*TRECHO DE ORIGEM*.
-------

SERGIO SALVIA COELHO
CRÍTICO DA FOLHA
Para que uma tragédia funcione no palco, é preciso um
alto grau de depuração. Exige-se
técnica dos atores, pois não basta
o espontâneo e o verossímil, mas
do público também se exige uma
maior concentração, já que precisa superar o hábito de "torcer"
pelo personagem.
Assim, a tragédia de Antígona
não pode ser banalizada em um
conflito individual entra a filha rebelde de Édipo querendo enterrar
o irmão traidor da pátria e seu tio
Creonte, responsável por impor a
autoridade do Estado. A tragédia
trata da descoberta de uma condição humana terrível, a de ter que
pôr um princípio ético acima da
auto-preservação. Situação recorrente na história, que sempre
atualiza a trama de Sófocles.
O grupo Pia Fraus, que há 20
anos pesquisa uma síntese entre
teatro, dança, artes plásticas e animação de bonecos, tem todos os
instrumentos necessários para
dar conta do desafio. Atrai a atenção do público com a isca da sofisticada direção de arte de Beto Lima, entre o lúdico e o arquetípico,
a vanguarda e o popular. Mas logo
o fisga com o despojamento da
trama, reduzida ao essencial sem
hermetismos nem banalizações
por Lima e Beto Andretta.

-------

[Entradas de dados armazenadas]
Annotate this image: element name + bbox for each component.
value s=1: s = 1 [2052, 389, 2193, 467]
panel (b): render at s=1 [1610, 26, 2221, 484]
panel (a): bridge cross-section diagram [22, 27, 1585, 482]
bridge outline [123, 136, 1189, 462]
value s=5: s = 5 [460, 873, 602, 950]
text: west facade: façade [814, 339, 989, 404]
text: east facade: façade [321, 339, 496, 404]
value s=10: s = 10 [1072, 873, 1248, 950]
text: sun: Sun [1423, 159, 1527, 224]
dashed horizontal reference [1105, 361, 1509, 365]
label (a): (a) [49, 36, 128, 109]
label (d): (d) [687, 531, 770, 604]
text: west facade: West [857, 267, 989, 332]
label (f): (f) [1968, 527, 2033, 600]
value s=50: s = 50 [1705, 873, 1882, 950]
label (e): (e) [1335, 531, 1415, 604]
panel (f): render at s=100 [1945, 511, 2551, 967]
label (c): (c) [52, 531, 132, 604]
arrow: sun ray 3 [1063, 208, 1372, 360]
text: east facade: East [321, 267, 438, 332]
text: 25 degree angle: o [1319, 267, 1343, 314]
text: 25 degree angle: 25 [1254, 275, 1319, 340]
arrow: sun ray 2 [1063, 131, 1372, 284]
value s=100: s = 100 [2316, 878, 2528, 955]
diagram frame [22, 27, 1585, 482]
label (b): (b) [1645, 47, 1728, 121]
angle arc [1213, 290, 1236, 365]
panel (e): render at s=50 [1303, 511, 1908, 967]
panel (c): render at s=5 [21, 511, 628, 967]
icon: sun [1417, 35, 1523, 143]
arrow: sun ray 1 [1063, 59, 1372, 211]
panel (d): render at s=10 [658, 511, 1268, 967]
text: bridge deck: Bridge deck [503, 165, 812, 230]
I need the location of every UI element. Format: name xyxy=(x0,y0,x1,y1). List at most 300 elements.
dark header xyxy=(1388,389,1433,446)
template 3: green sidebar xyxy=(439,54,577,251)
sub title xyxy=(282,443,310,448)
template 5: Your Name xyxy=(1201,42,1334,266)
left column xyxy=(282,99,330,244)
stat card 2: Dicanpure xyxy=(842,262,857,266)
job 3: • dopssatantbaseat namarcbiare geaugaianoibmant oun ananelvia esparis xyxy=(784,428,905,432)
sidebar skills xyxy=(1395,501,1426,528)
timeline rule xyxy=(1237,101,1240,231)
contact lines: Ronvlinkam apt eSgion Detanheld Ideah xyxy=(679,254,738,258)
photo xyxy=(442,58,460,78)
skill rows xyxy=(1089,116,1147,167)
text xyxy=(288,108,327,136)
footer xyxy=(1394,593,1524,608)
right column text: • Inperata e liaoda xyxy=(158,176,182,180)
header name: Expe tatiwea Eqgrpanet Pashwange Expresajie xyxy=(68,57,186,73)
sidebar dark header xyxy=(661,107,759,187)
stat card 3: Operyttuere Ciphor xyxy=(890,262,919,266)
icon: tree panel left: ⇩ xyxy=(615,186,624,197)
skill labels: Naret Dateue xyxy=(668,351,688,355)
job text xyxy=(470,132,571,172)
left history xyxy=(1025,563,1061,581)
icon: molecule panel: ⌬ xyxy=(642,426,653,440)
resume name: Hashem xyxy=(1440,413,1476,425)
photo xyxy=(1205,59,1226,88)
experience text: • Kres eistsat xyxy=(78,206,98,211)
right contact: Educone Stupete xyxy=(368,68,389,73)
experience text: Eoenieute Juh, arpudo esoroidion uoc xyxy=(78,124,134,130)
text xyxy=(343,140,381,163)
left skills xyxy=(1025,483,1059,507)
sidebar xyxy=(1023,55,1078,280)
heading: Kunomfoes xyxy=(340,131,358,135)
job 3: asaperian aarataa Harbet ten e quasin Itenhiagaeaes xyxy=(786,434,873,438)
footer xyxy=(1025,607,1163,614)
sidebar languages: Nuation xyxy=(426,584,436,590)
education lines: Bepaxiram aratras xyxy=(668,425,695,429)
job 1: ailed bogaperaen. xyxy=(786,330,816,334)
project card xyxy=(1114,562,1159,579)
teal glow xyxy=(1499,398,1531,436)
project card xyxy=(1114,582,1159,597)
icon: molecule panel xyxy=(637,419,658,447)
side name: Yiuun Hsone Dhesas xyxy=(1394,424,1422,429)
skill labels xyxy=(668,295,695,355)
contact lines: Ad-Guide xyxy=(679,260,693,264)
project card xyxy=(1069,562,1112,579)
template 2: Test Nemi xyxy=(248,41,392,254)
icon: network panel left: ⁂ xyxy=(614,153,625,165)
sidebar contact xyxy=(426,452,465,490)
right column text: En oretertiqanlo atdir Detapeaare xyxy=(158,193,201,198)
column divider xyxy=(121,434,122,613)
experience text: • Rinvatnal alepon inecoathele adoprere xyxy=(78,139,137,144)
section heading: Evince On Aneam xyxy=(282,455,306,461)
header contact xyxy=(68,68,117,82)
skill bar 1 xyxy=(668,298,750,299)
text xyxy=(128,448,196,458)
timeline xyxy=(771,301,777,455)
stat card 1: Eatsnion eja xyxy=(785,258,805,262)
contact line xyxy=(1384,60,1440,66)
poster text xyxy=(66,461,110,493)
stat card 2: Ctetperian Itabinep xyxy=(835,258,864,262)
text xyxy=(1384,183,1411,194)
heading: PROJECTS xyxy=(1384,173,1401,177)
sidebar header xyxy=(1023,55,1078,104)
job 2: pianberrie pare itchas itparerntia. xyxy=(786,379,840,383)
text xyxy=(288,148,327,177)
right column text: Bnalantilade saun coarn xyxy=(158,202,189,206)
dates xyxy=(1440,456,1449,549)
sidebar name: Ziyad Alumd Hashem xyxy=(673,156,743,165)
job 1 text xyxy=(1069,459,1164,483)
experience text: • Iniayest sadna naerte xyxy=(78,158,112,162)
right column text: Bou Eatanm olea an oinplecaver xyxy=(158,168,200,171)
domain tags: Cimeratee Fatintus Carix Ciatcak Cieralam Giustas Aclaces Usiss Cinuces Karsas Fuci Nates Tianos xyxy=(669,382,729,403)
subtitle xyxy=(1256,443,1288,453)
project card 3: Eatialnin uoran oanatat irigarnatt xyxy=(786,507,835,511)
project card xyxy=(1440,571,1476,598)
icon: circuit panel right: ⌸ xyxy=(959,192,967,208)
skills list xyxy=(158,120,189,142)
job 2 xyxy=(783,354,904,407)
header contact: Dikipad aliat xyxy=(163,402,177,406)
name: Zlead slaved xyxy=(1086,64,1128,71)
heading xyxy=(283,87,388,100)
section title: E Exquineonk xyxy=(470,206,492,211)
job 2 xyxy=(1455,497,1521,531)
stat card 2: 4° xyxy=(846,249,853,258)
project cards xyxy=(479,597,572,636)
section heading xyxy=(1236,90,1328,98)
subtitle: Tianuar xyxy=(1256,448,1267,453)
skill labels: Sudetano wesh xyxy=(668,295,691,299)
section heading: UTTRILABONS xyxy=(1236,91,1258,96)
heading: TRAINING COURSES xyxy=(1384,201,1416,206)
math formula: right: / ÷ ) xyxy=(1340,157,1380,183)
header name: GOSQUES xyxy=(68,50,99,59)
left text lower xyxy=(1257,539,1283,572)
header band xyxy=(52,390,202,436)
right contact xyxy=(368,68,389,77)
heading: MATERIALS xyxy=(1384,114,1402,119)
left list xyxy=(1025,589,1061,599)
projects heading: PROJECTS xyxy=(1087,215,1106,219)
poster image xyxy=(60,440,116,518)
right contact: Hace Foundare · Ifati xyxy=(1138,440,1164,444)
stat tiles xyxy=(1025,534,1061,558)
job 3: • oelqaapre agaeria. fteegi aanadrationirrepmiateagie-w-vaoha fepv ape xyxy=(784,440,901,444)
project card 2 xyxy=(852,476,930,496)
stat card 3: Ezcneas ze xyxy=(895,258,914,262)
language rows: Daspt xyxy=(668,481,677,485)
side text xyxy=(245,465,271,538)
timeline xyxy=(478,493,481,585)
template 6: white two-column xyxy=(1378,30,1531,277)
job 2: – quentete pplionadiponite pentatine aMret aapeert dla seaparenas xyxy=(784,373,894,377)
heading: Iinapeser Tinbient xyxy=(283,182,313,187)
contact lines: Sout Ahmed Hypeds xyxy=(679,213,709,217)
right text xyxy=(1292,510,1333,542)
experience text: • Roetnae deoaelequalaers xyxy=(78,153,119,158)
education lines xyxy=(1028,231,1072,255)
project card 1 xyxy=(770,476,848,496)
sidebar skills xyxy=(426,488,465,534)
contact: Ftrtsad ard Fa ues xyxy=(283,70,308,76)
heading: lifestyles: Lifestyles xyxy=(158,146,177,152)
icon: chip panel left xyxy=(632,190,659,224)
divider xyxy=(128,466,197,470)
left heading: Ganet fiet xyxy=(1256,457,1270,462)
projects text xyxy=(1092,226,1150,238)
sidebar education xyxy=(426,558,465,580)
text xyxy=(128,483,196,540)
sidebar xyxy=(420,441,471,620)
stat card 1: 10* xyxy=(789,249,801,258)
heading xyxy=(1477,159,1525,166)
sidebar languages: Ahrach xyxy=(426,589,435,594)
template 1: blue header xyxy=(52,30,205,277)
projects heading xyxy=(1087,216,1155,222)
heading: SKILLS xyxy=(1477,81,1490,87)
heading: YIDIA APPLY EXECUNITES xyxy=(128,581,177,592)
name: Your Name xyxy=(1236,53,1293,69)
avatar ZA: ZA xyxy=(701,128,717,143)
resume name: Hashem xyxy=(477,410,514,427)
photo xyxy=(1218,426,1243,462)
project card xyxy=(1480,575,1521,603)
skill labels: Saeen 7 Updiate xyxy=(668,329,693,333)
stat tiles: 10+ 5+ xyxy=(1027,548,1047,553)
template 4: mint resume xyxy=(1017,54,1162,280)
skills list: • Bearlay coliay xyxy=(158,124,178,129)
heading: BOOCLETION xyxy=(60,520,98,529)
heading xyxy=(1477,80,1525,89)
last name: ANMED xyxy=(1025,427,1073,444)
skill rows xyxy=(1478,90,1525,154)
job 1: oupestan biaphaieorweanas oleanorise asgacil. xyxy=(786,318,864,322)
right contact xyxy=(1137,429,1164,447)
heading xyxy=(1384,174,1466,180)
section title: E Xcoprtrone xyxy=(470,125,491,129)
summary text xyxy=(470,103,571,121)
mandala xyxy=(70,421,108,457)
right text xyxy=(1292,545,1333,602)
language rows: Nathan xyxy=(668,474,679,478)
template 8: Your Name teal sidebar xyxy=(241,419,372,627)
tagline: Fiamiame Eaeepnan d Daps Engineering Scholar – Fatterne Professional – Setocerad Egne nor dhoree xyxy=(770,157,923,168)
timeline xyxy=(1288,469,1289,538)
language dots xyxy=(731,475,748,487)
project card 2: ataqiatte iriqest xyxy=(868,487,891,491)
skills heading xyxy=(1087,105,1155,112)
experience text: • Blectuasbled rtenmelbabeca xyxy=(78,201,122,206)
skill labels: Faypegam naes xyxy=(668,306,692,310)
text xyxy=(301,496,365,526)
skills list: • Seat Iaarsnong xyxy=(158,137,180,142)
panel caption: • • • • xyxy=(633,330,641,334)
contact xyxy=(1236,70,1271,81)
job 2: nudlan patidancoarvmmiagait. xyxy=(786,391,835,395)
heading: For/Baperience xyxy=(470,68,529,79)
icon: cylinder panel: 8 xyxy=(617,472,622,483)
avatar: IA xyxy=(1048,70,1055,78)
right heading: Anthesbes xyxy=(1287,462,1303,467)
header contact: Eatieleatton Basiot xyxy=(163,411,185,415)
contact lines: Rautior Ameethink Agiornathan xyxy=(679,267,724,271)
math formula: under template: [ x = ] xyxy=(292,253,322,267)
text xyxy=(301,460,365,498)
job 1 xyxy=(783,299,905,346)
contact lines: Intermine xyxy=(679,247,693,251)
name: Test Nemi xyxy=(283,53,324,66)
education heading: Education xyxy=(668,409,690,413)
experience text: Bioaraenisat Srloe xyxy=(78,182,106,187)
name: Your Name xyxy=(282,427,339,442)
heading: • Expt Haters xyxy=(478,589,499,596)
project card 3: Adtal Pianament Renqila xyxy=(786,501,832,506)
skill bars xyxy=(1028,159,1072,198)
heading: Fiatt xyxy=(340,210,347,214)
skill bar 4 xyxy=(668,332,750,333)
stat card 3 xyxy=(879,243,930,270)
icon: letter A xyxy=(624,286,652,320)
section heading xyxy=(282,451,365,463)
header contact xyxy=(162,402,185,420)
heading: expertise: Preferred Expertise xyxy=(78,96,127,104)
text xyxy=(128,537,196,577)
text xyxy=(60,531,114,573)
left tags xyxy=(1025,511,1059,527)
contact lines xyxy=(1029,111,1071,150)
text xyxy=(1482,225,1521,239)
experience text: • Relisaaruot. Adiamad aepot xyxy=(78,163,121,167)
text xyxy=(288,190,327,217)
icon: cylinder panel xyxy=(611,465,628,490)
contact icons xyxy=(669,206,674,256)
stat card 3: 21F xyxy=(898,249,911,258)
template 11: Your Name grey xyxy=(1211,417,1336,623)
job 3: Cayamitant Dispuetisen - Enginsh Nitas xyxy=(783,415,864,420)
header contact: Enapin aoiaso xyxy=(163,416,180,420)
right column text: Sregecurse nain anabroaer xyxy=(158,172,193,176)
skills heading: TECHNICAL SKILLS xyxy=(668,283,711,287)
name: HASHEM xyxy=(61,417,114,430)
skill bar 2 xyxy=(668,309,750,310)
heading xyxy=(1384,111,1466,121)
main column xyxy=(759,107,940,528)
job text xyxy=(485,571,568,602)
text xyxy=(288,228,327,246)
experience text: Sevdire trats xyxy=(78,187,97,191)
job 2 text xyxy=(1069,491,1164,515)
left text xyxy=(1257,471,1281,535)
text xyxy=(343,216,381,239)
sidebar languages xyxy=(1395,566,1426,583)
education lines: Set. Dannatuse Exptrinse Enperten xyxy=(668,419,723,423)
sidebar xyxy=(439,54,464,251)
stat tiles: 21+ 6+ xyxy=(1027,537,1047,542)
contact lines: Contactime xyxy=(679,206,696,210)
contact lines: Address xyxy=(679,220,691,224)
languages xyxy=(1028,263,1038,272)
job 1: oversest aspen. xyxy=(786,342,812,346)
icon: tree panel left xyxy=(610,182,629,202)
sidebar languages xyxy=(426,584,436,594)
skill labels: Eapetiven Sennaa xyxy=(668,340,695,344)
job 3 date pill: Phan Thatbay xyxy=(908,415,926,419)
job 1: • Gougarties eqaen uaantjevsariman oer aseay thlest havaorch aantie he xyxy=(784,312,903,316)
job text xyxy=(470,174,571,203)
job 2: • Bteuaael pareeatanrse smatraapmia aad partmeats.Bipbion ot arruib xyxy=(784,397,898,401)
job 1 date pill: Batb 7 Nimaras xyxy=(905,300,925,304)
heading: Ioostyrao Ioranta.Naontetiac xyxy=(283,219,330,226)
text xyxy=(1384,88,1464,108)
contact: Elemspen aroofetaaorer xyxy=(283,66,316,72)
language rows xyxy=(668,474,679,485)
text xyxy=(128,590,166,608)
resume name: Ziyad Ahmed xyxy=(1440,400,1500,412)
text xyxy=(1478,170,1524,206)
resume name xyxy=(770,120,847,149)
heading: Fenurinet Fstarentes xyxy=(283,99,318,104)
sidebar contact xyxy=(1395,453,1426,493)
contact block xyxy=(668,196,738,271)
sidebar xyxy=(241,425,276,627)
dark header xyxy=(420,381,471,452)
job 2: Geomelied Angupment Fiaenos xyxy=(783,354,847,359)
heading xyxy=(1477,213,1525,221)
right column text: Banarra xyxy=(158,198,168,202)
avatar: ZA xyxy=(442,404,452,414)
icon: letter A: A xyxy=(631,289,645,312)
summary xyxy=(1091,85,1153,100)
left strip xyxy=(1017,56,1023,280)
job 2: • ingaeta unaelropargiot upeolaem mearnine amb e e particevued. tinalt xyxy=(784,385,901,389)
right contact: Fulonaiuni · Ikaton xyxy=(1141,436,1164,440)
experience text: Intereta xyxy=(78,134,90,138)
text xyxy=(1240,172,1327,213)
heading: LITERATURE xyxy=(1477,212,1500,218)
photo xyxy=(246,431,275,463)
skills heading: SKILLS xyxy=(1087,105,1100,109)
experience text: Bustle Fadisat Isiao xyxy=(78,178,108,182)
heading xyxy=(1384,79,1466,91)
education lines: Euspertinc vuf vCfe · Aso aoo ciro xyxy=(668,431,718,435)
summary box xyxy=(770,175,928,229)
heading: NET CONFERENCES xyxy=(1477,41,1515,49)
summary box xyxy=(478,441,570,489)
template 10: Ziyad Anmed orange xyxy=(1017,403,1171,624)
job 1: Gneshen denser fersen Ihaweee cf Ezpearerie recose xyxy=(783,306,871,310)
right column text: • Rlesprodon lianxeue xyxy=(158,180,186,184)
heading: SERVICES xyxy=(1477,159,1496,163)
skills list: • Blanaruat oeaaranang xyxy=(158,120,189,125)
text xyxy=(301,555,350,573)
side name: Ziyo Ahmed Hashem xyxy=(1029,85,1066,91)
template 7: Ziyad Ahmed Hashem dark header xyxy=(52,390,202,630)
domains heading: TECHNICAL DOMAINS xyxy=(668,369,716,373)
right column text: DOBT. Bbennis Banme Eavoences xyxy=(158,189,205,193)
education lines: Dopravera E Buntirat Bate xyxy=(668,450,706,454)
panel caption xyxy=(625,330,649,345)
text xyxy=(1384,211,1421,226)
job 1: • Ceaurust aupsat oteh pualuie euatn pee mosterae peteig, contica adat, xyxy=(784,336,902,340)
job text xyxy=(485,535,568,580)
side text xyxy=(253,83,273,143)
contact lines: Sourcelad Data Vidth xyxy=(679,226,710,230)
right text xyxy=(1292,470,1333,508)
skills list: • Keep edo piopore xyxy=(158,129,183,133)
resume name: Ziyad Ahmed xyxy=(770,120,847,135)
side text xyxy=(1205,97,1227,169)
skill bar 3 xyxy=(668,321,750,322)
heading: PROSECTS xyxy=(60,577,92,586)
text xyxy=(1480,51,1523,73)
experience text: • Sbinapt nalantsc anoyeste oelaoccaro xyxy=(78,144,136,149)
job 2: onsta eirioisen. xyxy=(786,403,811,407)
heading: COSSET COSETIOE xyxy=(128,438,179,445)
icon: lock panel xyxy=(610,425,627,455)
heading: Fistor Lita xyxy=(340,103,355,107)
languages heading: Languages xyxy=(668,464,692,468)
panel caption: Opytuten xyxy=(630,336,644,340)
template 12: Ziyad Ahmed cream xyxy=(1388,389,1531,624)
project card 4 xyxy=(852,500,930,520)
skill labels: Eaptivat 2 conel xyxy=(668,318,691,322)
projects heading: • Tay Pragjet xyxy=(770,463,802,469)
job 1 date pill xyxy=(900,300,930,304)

-------

*EXERCÍCIOS PROPOSTOS*.
1) Por favor, extraia da crítica sobre Antígona o trecho entre "SERGIO SALVIA COELHO" e "pelo personagem.", ambos incluídos.
2) Segundo a crítica sobre Antígona, o grupo Pia Fraus pesquisa uma síntese entre quais formas de arte? Liste todas.
As linhas não têm nenhum papel nesta atividade.

*RESPOSTAS*.
1)
SERGIO SALVIA COELHO
CRÍTICO DA FOLHA
Para que uma tragédia funcione no palco, é preciso um
alto grau de depuração. Exige-se
técnica dos atores, pois não basta
o espontâneo e o verossímil, mas
do público também se exige uma
maior concentração, já que precisa superar o hábito de "torcer"
pelo personagem.

2) Teatro, dança, artes plásticas, animação de bonecos